Source data
__________

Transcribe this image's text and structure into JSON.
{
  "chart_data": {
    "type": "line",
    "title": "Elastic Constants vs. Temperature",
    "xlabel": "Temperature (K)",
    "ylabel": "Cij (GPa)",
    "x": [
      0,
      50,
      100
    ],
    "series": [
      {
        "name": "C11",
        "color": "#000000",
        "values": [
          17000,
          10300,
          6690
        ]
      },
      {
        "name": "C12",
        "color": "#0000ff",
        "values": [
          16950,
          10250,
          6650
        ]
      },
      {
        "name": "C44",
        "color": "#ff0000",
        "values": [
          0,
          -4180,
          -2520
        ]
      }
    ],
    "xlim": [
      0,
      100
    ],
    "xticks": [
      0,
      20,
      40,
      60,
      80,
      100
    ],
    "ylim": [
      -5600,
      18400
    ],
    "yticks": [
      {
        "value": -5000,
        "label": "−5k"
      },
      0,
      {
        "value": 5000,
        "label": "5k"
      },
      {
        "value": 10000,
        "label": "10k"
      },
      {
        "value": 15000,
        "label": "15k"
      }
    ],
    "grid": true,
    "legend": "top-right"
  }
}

__________

--- Problem details ---
Look through the listing and extract every line with "color" in it.

--- Full solution ---
        "color": "#000000",
        "color": "#0000ff",
        "color": "#ff0000",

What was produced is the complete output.